Exercise directions
Pick out the lines below that contain the string "performance" and copy them all.

-- begin --

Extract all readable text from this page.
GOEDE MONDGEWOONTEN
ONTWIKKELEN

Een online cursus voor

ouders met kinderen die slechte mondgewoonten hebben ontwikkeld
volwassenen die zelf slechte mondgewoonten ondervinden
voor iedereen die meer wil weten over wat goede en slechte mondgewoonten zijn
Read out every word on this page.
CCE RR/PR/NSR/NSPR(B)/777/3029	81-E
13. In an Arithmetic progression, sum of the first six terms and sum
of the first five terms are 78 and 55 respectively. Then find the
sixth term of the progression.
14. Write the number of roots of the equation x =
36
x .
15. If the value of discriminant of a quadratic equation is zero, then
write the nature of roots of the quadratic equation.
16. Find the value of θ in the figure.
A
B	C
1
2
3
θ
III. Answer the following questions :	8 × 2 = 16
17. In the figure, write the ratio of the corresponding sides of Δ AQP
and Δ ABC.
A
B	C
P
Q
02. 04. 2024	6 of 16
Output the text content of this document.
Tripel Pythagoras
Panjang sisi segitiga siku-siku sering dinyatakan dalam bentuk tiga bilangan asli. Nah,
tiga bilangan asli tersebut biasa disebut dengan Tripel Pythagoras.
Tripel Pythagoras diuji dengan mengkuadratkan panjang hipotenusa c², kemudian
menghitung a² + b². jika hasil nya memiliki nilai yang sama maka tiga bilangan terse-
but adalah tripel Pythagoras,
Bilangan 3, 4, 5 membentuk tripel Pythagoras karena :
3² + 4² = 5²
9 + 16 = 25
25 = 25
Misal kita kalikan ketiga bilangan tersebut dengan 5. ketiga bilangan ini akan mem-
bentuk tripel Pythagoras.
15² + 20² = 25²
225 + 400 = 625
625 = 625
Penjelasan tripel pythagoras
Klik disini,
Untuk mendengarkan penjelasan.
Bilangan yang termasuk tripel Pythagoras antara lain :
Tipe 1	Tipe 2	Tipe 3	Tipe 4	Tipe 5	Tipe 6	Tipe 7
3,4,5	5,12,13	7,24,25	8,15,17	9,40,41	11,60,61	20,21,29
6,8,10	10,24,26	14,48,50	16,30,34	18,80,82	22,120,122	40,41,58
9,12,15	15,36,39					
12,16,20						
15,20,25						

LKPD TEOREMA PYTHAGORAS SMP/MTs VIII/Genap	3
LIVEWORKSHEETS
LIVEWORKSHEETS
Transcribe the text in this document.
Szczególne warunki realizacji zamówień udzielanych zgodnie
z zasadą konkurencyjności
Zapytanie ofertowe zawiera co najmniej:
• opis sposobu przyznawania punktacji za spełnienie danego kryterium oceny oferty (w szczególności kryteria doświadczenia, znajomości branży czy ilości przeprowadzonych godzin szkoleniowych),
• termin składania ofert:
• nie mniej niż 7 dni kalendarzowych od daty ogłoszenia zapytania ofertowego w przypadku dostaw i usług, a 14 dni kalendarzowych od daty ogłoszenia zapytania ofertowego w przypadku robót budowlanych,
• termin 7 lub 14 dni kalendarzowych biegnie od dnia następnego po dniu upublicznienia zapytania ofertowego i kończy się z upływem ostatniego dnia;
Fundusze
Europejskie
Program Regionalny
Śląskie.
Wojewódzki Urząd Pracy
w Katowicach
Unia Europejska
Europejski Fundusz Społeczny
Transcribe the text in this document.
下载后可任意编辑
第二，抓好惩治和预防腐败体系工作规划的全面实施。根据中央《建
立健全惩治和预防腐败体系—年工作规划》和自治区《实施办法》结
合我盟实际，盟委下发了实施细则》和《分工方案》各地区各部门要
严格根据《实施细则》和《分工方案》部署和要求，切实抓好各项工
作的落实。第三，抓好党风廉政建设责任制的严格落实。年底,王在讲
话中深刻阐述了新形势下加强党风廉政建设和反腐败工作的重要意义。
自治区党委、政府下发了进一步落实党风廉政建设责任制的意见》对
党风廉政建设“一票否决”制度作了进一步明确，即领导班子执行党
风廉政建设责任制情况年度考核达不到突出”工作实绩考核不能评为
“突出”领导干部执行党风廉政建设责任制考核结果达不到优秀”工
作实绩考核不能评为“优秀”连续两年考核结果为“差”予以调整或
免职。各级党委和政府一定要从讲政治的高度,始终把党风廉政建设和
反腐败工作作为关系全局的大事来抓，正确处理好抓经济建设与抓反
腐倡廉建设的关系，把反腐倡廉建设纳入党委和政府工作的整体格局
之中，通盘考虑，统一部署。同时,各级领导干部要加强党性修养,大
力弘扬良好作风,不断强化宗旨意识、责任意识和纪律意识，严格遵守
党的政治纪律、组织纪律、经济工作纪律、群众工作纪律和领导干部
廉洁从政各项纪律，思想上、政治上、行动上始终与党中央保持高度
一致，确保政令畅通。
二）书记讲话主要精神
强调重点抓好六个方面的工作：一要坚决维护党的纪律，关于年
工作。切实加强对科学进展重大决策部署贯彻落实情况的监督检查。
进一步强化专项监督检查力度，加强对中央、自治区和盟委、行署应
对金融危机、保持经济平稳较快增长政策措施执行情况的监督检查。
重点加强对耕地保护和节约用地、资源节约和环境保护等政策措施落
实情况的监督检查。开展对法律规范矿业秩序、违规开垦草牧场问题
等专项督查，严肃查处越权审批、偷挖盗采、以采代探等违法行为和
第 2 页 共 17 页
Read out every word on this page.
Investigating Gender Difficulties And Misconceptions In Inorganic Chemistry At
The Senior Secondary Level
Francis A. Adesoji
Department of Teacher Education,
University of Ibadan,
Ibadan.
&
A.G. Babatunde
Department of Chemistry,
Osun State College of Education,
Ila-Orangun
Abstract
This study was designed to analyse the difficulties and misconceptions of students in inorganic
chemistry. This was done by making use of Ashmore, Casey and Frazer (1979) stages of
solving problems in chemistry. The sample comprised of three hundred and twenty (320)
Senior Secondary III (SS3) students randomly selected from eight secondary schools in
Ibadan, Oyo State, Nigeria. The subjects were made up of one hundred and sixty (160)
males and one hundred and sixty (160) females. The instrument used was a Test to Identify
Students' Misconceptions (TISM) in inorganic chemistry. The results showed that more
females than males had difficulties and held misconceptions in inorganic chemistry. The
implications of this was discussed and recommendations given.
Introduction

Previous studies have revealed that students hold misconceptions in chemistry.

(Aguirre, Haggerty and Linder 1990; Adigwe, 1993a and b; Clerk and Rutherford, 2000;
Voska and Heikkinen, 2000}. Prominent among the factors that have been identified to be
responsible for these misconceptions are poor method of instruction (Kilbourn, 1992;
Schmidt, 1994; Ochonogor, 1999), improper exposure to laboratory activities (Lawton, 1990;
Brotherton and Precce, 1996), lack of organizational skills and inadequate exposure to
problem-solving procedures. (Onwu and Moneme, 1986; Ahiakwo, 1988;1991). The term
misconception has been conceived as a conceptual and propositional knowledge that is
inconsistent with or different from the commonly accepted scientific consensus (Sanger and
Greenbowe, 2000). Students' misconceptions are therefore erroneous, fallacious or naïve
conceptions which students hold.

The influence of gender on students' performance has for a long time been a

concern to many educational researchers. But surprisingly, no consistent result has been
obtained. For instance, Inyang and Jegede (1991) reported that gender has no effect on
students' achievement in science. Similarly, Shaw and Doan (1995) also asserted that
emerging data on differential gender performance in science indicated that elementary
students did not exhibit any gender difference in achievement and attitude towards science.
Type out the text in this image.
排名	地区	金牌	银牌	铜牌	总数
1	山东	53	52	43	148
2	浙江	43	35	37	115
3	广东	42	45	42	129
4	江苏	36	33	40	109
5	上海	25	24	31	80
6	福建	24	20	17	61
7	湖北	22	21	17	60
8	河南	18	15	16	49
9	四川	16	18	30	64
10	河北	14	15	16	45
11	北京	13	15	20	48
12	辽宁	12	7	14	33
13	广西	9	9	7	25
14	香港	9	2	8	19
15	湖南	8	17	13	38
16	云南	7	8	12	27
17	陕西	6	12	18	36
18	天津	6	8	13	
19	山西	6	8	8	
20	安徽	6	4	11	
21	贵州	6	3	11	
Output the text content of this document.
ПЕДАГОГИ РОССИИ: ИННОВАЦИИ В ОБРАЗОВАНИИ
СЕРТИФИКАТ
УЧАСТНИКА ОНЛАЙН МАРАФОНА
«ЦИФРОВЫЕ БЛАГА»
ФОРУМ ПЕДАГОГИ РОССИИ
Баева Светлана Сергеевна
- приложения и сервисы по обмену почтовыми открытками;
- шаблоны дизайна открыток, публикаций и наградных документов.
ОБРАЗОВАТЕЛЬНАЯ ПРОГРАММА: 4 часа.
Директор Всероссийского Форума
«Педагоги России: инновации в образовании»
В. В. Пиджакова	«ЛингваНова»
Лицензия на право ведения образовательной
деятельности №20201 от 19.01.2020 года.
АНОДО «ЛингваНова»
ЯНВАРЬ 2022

-- end --

Exercise result
The influence of gender on students' performance has for a long time been a
emerging data on differential gender performance in science indicated that elementary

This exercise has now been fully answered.